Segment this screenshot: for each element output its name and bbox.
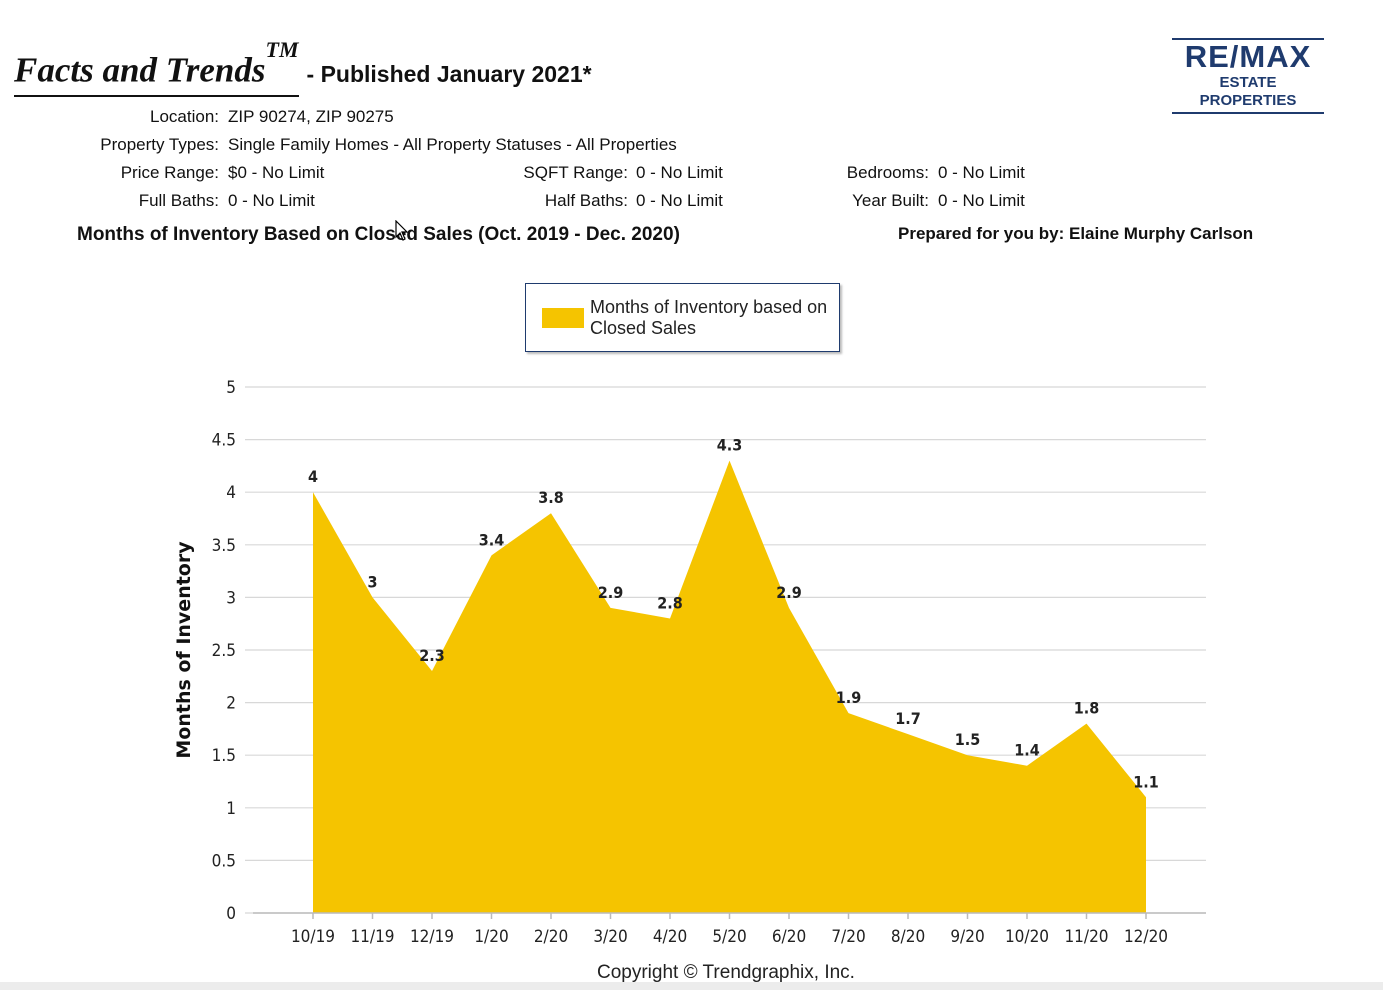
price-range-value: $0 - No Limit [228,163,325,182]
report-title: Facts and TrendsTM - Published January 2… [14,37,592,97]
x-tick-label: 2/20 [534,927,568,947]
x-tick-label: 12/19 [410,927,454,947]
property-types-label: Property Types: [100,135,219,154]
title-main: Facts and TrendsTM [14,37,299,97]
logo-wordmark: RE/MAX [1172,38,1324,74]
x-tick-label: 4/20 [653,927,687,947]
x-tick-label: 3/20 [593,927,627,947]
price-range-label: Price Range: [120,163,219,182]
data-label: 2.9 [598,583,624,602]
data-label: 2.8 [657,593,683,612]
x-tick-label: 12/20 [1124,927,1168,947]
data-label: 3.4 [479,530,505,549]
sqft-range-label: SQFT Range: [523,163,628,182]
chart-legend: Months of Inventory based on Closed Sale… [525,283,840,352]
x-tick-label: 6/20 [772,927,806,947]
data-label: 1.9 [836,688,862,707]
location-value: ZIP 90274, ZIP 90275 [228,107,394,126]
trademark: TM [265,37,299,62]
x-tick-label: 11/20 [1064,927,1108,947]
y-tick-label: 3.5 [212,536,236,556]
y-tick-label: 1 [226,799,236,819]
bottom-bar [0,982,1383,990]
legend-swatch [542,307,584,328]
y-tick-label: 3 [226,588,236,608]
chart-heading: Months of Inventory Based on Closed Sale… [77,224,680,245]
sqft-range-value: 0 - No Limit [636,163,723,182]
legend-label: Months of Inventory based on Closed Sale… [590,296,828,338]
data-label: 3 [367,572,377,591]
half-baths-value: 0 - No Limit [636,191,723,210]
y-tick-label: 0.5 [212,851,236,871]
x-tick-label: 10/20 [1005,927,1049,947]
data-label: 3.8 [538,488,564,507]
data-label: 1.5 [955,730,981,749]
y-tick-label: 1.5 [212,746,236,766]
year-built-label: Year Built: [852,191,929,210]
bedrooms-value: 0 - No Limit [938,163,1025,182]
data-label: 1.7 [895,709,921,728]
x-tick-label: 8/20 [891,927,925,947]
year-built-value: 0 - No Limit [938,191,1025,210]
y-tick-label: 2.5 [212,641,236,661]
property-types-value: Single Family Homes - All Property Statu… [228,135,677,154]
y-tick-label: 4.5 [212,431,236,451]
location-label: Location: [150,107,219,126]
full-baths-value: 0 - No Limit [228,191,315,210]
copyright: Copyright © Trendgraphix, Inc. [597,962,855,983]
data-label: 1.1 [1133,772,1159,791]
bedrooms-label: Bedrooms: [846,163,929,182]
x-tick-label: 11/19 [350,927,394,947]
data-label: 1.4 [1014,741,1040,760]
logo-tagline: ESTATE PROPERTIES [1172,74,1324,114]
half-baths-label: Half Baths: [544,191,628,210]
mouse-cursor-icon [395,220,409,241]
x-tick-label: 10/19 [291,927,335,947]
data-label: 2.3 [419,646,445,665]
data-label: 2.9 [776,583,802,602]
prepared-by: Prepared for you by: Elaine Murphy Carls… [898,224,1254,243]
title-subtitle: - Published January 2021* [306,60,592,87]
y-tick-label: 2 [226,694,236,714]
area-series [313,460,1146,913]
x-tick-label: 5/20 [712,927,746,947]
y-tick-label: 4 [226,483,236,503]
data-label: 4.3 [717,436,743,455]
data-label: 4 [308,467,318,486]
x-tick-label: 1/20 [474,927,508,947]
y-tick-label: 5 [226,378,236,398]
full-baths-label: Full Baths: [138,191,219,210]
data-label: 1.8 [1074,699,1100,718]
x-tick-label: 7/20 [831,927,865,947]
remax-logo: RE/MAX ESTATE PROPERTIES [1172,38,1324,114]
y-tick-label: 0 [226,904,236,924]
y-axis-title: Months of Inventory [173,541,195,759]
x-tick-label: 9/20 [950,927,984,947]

◇ ◇ ◇ ◇

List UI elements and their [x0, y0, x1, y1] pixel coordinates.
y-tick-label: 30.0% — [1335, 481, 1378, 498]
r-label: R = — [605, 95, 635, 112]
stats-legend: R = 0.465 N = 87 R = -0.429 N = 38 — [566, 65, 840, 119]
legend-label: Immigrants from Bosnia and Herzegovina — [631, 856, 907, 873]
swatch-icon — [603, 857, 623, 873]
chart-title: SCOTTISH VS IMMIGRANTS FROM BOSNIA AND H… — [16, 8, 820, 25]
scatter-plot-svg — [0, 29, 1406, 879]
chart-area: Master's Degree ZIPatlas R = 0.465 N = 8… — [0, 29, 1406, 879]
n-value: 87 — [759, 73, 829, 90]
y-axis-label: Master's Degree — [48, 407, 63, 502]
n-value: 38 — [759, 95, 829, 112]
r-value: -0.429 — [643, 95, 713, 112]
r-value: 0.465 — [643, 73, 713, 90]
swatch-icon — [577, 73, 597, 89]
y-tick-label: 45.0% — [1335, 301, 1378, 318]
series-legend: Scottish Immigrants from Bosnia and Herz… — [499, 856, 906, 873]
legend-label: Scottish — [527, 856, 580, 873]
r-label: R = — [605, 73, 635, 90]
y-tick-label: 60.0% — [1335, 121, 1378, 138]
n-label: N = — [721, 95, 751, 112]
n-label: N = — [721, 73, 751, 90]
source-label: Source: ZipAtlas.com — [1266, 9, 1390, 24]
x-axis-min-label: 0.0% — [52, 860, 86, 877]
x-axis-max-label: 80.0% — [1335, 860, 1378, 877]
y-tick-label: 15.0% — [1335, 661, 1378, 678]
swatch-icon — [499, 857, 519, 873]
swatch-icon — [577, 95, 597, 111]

◇ ◇ ◇ ◇

Print, without any changes, the lines between the one containing "List UI elements" and the one containing "swatch-icon — [603, 857, 623, 873]", including both of those lines.

List UI elements and their [x0, y0, x1, y1] pixel coordinates.
y-tick-label: 30.0% — [1335, 481, 1378, 498]
r-label: R = — [605, 95, 635, 112]
stats-legend: R = 0.465 N = 87 R = -0.429 N = 38 — [566, 65, 840, 119]
legend-label: Immigrants from Bosnia and Herzegovina — [631, 856, 907, 873]
swatch-icon — [603, 857, 623, 873]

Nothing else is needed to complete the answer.